Collected data entries
** START **
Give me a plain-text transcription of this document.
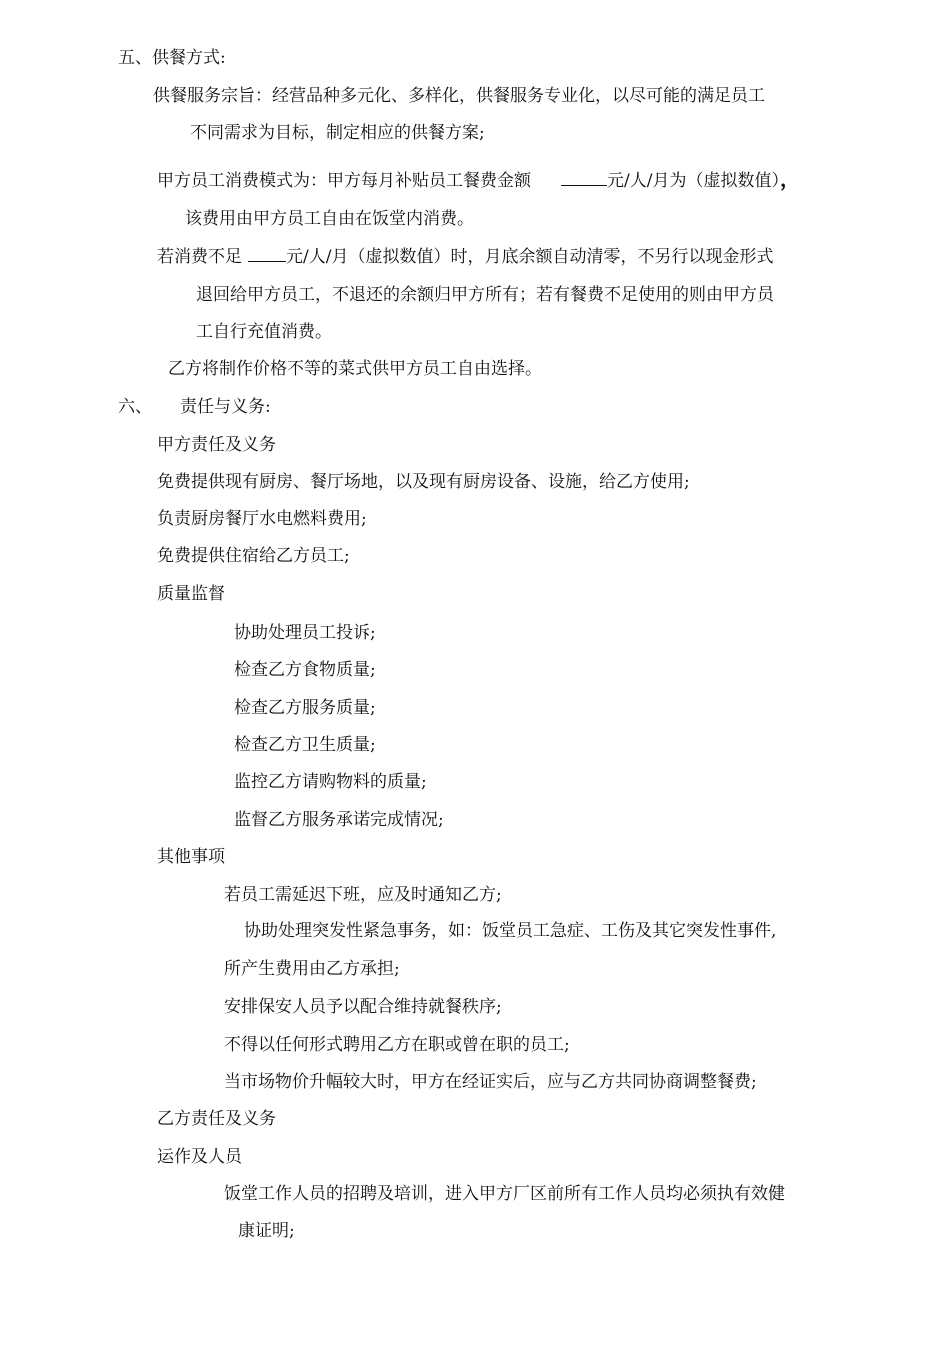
五、供餐方式:
供餐服务宗旨：经营品种多元化、多样化，供餐服务专业化，以尽可能的满足员工
不同需求为目标，制定相应的供餐方案;
甲方员工消费模式为：甲方每月补贴员工餐费金额	元/人/月为（虚拟数值），
该费用由甲方员工自由在饭堂内消费。
若消费不足	元/人/月（虚拟数值）时，月底余额自动清零，不另行以现金形式
退回给甲方员工，不退还的余额归甲方所有；若有餐费不足使用的则由甲方员
工自行充值消费。
乙方将制作价格不等的菜式供甲方员工自由选择。
六、 责任与义务:
甲方责任及义务
免费提供现有厨房、餐厅场地，以及现有厨房设备、设施，给乙方使用;
负责厨房餐厅水电燃料费用;
免费提供住宿给乙方员工;
质量监督
协助处理员工投诉;
检查乙方食物质量;
检查乙方服务质量;
检查乙方卫生质量;
监控乙方请购物料的质量;
监督乙方服务承诺完成情况;
其他事项
若员工需延迟下班，应及时通知乙方;
协助处理突发性紧急事务，如：饭堂员工急症、工伤及其它突发性事件,
所产生费用由乙方承担;
安排保安人员予以配合维持就餐秩序;
不得以任何形式聘用乙方在职或曾在职的员工;
当市场物价升幅较大时，甲方在经证实后，应与乙方共同协商调整餐费;
乙方责任及义务
运作及人员
饭堂工作人员的招聘及培训，进入甲方厂区前所有工作人员均必须执有效健
康证明;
** END **
* [Requirement]: Looking at the data above, show all lines where the word "虚拟数值" occurs.

* [Exercise answer]:
甲方员工消费模式为：甲方每月补贴员工餐费金额	元/人/月为（虚拟数值），
若消费不足	元/人/月（虚拟数值）时，月底余额自动清零，不另行以现金形式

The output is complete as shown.